*Selection:*

If you have 10TB of data but only 1TB of RAM, most of your queries will hit the disk (slow). If you split that 10TB across 10 machines (1TB each), the entire dataset can fit in aggregate RAM (fast).

The Challenge: Joins If Table A is on Node 1 and Table B is on Node 2, joining them requires sending data over the network (slow).

The Solution: Co-location Citus ensures that related data (e.g., all orders for user_id: 123) lives on the same node. This means joins can happen locally on that node without network overhead.

2. Interactive: Sharding Simulator

See how Citus distributes rows based on a Shard Key (e.g., tenant_id).

  • Coordinator: Receives the query.
  • Workers: Store the actual data.
  • Router: Decides which worker gets the data based on Hash(shard_key) % num_shards.

Control Panel

Simulate inserting rows into a distributed table.

*Records to use:*

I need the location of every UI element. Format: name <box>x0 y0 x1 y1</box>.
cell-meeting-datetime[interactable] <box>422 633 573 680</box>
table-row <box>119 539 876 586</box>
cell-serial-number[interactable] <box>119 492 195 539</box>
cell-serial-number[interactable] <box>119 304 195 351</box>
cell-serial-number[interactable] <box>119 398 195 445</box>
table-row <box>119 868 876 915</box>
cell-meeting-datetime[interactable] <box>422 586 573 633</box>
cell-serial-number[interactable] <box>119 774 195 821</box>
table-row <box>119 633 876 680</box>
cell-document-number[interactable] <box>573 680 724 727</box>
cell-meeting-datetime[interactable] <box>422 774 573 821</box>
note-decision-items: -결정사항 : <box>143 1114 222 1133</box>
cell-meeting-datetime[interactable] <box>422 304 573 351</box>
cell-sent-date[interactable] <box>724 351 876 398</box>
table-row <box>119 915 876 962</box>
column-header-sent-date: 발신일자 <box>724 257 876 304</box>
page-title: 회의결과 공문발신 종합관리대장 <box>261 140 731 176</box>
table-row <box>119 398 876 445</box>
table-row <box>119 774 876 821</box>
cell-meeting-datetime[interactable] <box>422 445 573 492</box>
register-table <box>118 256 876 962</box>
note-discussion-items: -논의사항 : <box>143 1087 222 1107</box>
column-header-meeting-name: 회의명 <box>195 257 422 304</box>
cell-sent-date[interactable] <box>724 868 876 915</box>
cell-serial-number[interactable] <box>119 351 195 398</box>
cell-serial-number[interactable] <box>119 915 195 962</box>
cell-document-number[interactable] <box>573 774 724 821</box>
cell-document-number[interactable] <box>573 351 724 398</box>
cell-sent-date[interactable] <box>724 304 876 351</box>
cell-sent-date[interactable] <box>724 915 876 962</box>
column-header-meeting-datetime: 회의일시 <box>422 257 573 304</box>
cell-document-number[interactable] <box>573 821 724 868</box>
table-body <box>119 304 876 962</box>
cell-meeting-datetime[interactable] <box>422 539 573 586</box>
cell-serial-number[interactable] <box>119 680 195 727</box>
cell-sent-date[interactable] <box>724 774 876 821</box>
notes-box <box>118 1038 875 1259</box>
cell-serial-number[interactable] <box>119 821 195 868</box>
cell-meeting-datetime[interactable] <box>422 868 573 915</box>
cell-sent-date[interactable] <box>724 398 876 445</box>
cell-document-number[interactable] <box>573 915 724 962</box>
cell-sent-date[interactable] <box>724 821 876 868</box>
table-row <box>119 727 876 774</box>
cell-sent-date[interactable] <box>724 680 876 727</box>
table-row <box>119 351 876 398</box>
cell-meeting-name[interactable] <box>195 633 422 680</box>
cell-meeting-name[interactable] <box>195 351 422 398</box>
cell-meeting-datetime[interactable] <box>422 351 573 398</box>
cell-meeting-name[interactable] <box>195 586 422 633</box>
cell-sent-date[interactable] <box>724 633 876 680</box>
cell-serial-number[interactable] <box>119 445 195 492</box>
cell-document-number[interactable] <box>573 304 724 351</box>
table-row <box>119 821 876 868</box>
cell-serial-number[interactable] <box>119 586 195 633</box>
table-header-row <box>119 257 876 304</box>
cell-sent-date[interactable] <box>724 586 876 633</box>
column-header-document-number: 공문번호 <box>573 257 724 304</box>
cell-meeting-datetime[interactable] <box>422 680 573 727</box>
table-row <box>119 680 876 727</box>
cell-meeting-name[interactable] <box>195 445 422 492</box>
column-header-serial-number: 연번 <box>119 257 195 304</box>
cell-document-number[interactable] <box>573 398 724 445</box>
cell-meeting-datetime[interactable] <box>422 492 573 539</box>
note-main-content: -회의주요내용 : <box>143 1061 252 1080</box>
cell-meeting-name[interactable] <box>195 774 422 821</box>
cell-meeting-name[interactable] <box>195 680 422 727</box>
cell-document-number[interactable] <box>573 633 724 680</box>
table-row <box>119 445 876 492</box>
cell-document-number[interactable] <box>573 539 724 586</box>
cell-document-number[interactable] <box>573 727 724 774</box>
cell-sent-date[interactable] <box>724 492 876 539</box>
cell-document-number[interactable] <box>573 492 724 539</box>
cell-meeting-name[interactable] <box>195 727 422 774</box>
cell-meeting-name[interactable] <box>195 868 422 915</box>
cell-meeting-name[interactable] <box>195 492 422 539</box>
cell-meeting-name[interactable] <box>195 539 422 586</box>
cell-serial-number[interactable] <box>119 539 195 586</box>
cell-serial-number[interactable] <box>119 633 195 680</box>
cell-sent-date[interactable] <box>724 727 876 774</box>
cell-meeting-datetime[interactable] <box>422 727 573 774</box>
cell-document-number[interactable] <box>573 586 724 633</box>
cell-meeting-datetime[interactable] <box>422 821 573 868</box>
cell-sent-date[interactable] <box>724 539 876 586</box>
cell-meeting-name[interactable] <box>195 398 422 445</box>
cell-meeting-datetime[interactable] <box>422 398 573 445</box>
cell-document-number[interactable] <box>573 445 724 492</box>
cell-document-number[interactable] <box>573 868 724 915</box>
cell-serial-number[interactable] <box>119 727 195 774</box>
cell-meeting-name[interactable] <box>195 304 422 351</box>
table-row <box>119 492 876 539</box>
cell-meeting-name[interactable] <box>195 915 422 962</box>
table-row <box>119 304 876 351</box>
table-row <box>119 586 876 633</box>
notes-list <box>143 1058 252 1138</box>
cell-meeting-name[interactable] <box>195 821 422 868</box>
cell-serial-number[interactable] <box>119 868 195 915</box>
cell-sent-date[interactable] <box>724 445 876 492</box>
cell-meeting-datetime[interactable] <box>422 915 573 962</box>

*Problems to work on:*
1: Count the rows above that contain the string "column". Reply with only the number.
2: Please resume the passage on Citus sharding after its last sentence and carry it forward.

*Answers provided:*
1: 5

2:
Coordinator: Top Node

Workers: Bottom Nodes

Current Distribution: Uniform

3. Architecture Patterns

A. Distributed Tables

Tables are sharded by a key. Large tables (Users, Orders, Events).

  • Write: Hashed to a specific shard/node.
  • Read: Routed to a single node (if filter includes shard key) or scatter-gathered (if it doesn’t).

B. Reference Tables

Small tables that are needed everywhere (Countries, Currencies, Product Categories).

  • Replication: These tables are replicated to all nodes.
  • Benefit: Local joins! You can join a Distributed Table (Orders) with a Reference Table (Currencies) without any network traffic.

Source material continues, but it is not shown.